## ENTRIES
........

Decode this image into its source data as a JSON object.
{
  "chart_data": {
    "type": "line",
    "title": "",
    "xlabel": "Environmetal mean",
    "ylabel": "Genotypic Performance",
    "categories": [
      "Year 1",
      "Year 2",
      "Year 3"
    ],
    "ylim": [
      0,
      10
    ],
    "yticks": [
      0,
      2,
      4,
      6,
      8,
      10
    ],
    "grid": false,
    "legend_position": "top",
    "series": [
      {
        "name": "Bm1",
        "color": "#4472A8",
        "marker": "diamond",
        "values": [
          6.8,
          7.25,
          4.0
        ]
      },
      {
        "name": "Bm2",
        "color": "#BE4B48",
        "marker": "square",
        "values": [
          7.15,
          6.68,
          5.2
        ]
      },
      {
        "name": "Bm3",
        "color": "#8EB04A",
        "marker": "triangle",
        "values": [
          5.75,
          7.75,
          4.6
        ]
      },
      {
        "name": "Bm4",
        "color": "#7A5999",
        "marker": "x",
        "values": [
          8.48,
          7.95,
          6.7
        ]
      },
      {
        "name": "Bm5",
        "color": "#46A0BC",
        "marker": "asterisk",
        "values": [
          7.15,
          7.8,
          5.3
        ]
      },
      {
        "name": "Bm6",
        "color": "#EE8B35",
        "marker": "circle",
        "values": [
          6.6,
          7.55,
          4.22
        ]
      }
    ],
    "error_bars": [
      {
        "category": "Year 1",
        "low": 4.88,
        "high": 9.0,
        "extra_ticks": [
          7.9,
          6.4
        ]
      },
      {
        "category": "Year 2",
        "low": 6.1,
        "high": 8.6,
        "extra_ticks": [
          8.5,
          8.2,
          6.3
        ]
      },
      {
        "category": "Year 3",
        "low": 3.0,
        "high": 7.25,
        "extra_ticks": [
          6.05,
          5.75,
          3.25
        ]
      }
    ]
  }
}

........

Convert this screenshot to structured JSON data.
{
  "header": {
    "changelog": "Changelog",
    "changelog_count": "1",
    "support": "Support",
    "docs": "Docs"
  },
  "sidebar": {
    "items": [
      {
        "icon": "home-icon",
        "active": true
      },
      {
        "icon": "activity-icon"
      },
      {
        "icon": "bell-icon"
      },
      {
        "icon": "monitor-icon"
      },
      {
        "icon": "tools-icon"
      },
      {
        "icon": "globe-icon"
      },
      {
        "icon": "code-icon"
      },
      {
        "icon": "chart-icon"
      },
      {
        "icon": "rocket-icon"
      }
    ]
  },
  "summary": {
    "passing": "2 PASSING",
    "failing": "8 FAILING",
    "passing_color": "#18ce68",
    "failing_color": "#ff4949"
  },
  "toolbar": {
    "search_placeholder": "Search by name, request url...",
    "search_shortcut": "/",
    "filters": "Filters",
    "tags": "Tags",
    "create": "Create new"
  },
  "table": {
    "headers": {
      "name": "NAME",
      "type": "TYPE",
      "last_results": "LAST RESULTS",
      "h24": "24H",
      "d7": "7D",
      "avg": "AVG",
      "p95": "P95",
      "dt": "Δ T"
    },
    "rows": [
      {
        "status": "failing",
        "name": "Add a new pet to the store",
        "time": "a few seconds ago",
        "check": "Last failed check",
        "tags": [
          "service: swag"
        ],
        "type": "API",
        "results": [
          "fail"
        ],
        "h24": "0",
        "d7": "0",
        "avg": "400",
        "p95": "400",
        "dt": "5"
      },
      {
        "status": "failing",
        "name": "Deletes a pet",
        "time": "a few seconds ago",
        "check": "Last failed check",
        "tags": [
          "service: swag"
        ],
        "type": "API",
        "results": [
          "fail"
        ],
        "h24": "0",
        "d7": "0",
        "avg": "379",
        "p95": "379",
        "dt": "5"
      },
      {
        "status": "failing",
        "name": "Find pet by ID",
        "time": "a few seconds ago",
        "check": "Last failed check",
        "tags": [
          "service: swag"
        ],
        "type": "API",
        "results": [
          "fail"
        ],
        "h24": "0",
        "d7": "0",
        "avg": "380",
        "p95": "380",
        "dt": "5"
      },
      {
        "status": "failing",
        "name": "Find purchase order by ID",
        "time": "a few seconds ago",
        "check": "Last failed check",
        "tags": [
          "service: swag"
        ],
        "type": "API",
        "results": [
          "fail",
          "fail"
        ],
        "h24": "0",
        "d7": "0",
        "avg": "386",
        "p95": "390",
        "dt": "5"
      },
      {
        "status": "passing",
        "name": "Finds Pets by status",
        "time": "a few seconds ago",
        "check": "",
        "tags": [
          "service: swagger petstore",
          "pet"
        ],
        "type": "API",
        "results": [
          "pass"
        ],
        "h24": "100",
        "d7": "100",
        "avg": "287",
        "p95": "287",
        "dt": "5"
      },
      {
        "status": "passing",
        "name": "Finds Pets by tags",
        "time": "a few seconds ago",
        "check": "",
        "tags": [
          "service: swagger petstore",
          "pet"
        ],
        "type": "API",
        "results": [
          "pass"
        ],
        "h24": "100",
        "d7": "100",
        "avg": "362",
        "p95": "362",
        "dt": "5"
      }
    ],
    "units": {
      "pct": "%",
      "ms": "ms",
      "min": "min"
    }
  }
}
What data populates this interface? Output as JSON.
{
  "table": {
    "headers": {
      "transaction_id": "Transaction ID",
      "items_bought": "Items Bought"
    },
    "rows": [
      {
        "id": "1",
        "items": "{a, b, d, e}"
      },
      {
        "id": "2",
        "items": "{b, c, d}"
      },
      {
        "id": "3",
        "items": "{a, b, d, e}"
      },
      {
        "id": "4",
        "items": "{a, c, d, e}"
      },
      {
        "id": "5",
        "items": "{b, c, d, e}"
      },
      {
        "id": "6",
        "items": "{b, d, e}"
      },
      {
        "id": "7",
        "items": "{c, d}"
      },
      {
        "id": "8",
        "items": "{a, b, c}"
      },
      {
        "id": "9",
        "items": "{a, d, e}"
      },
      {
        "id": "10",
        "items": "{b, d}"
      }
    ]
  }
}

........

What is the number of lines that hold the string "marker"? Give it alone.

6